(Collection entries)
——

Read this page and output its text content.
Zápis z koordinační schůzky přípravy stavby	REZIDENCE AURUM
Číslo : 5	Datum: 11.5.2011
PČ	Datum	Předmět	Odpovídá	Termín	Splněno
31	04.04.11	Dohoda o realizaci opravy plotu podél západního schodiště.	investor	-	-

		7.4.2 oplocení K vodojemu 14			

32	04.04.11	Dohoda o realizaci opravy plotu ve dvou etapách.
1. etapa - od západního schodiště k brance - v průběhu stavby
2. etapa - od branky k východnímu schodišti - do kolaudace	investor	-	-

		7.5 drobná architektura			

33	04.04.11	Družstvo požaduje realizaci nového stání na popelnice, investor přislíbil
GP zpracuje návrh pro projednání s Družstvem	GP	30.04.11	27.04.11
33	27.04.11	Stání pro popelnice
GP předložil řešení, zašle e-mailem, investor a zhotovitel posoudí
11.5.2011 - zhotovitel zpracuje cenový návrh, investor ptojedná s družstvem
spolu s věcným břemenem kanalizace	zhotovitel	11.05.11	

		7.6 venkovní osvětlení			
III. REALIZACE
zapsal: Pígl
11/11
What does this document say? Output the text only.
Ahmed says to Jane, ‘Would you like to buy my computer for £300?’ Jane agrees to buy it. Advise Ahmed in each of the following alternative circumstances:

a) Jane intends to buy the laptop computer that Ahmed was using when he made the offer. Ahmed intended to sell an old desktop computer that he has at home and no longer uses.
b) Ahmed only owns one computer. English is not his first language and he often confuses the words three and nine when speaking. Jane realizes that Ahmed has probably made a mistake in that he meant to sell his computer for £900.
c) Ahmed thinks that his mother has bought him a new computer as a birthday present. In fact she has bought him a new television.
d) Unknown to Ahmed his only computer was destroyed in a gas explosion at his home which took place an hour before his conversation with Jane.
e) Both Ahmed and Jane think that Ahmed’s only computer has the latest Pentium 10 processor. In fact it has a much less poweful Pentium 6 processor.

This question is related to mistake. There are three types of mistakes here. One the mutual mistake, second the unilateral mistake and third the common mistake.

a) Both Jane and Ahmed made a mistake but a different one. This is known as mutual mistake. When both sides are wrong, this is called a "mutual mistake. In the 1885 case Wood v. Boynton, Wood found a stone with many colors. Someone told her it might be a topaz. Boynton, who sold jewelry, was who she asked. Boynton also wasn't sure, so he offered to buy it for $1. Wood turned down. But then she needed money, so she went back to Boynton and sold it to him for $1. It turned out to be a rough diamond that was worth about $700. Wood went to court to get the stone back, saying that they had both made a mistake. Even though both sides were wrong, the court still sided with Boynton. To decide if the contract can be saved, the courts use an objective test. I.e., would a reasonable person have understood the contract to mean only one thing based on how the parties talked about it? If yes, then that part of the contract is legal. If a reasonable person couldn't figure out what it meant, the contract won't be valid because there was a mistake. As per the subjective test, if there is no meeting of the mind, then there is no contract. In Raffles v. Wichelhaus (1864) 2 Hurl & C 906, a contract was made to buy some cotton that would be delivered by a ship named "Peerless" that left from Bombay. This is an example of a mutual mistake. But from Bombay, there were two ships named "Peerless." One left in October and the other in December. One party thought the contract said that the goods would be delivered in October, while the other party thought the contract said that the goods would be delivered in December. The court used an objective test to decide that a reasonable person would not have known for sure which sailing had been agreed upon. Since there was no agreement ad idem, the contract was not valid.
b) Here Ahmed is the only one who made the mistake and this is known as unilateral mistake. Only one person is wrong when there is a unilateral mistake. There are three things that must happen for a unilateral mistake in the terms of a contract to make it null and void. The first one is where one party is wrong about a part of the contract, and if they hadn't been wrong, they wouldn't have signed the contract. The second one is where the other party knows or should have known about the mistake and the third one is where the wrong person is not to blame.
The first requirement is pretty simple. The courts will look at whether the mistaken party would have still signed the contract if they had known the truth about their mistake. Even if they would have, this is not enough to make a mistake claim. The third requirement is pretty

——

Given request —
In the listing, find every line containing the word "sell" and list it.

Solution —
a) Jane intends to buy the laptop computer that Ahmed was using when he made the offer. Ahmed intended to sell an old desktop computer that he has at home and no longer uses.
b) Ahmed only owns one computer. English is not his first language and he often confuses the words three and nine when speaking. Jane realizes that Ahmed has probably made a mistake in that he meant to sell his computer for £900.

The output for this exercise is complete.